### Short task
In the records that follow, locate every line with "color" and extract it.

[Figure dataset records]
::::::
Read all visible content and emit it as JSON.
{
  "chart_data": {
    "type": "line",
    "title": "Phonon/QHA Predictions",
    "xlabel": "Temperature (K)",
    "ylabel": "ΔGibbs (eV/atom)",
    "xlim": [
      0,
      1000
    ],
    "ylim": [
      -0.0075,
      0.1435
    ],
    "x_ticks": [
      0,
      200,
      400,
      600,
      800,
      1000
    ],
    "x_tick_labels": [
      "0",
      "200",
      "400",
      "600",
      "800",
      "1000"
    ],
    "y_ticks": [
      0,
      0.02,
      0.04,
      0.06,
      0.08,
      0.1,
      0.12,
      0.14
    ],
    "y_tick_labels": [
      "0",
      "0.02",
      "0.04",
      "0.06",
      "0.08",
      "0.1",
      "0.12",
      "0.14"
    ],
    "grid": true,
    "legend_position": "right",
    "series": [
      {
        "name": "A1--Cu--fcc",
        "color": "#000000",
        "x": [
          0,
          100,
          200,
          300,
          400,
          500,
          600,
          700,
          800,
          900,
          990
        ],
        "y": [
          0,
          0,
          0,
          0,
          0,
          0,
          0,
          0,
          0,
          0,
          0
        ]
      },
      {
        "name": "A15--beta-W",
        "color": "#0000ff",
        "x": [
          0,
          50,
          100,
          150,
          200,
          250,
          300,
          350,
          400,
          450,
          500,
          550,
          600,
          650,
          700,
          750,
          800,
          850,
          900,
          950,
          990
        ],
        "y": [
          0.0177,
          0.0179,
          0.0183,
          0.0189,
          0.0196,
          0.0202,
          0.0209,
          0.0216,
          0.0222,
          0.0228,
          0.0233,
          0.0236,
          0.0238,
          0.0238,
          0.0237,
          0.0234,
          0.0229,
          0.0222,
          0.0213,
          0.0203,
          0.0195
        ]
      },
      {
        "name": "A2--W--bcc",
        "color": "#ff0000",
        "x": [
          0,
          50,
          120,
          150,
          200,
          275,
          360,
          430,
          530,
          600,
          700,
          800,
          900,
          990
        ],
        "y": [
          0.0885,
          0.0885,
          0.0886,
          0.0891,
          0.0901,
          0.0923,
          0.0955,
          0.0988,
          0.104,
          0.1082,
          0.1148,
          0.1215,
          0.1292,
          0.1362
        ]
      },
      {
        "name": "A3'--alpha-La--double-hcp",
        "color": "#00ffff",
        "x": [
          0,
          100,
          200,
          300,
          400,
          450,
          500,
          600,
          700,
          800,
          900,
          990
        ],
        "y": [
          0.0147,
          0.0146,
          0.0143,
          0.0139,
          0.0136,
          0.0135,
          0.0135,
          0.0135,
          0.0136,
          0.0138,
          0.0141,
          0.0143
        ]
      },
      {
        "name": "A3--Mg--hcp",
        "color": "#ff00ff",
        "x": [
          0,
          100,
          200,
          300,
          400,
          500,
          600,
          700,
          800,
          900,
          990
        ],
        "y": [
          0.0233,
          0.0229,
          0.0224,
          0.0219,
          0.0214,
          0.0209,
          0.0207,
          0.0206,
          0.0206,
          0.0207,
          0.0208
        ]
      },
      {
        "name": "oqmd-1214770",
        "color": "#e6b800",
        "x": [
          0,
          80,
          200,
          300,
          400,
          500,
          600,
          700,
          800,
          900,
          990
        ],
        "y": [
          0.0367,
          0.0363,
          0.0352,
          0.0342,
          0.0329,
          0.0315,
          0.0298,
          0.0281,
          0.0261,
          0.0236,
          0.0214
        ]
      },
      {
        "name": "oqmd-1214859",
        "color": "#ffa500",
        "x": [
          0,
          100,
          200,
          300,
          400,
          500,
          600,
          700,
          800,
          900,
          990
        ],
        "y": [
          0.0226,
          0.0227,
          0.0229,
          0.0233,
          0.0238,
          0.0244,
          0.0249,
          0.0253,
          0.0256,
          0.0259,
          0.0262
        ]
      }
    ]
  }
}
::::::
### Output of the exercise
        "color": "#000000",
        "color": "#0000ff",
        "color": "#ff0000",
        "color": "#00ffff",
        "color": "#ff00ff",
        "color": "#e6b800",
        "color": "#ffa500",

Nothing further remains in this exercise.